Identify each line in the records below that contains the word "cosas", and copy it.

Items from a dataset:
============================================================

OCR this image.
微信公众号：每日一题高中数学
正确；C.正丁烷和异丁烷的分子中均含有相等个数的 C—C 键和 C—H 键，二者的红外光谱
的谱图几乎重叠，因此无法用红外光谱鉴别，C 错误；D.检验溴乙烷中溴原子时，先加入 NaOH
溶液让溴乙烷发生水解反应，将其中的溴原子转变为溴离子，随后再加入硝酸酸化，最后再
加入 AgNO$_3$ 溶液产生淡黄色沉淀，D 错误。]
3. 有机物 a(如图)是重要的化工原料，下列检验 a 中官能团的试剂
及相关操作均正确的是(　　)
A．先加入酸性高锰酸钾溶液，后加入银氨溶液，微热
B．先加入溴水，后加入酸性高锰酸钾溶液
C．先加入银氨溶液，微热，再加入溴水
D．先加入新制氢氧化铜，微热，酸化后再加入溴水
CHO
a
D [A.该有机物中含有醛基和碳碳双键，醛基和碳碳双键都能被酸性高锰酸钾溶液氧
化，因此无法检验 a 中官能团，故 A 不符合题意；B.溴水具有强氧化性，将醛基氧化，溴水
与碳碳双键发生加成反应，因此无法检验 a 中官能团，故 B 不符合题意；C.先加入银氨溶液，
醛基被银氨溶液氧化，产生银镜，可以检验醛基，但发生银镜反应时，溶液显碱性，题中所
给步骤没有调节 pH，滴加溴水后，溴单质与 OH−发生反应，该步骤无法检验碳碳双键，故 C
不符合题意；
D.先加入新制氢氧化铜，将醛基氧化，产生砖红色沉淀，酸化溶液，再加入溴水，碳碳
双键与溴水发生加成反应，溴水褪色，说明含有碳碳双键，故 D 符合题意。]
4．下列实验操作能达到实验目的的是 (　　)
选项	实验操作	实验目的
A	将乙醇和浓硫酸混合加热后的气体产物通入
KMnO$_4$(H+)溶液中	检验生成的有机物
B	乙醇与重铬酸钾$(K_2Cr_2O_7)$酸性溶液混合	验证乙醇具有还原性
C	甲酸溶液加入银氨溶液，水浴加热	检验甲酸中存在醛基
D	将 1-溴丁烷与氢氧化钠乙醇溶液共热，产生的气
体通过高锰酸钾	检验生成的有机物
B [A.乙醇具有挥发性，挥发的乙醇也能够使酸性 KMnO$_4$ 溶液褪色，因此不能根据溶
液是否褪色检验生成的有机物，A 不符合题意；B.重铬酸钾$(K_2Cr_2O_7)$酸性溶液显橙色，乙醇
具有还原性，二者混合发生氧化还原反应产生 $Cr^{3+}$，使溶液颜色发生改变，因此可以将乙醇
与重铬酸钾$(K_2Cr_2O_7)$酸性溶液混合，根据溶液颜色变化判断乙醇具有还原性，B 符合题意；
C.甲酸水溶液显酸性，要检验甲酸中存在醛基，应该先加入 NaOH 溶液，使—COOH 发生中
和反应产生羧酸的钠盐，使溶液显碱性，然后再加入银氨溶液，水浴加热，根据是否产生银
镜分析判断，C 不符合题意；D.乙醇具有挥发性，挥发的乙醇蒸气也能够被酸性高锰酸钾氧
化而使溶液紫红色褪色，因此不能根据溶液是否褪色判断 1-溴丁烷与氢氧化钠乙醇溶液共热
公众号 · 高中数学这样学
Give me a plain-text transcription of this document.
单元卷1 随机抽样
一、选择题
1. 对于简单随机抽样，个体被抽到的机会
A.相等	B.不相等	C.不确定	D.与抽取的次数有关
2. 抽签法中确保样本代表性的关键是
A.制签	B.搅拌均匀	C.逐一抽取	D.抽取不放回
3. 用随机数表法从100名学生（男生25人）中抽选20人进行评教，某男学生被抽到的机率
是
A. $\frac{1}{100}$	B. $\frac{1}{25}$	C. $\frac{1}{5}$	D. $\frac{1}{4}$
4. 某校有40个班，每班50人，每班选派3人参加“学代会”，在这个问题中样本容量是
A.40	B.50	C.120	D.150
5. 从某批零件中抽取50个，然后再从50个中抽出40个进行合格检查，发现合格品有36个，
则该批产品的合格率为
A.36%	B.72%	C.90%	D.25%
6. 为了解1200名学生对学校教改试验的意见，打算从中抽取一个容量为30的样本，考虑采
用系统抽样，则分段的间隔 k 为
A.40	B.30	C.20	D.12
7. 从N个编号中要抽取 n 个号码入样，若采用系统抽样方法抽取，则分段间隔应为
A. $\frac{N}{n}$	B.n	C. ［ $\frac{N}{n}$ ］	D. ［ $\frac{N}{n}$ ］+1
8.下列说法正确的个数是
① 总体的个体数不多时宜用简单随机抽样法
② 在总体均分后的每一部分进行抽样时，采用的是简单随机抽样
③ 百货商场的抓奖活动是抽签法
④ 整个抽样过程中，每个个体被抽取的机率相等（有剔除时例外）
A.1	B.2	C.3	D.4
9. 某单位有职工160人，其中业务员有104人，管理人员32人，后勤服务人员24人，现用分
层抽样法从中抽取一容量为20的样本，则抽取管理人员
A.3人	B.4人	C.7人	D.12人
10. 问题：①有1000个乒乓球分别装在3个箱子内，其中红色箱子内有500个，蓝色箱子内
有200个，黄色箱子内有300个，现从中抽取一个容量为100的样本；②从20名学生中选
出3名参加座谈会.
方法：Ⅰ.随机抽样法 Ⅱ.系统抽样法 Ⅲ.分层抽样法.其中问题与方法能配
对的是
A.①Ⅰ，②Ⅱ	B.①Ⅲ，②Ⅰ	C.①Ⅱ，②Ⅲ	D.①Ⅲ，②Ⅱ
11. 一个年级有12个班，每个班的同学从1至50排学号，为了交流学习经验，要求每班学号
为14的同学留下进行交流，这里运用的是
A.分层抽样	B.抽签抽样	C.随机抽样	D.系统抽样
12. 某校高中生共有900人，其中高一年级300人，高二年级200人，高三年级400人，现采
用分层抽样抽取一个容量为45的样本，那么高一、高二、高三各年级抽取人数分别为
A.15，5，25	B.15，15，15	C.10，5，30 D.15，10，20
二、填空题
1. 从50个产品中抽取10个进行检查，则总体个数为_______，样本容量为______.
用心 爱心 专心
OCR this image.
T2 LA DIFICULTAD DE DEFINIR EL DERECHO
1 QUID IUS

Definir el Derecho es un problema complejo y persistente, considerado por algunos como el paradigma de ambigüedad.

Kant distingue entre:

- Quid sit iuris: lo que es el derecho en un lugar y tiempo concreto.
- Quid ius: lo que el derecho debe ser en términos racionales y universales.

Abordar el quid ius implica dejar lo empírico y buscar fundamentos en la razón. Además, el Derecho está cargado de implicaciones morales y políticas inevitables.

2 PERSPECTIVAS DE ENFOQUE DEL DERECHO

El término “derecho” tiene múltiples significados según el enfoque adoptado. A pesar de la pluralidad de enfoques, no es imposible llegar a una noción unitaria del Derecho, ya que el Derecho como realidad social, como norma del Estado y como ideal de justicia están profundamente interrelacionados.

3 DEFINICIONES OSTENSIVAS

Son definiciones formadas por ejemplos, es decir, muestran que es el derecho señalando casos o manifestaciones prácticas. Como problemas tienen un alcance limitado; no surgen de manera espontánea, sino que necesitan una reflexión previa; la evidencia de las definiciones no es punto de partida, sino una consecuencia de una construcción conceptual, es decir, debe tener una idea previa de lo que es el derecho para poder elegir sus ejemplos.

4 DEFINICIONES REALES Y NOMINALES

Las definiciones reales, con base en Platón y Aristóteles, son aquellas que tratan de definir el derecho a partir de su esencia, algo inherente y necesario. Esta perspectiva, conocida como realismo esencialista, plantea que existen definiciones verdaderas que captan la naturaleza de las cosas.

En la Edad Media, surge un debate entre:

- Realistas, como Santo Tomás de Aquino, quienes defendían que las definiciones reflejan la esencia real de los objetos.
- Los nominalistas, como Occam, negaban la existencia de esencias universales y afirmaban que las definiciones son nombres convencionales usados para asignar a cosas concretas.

============================================================

*Exercise solution*
Las definiciones reales, con base en Platón y Aristóteles, son aquellas que tratan de definir el derecho a partir de su esencia, algo inherente y necesario. Esta perspectiva, conocida como realismo esencialista, plantea que existen definiciones verdaderas que captan la naturaleza de las cosas.
- Los nominalistas, como Occam, negaban la existencia de esencias universales y afirmaban que las definiciones son nombres convencionales usados para asignar a cosas concretas.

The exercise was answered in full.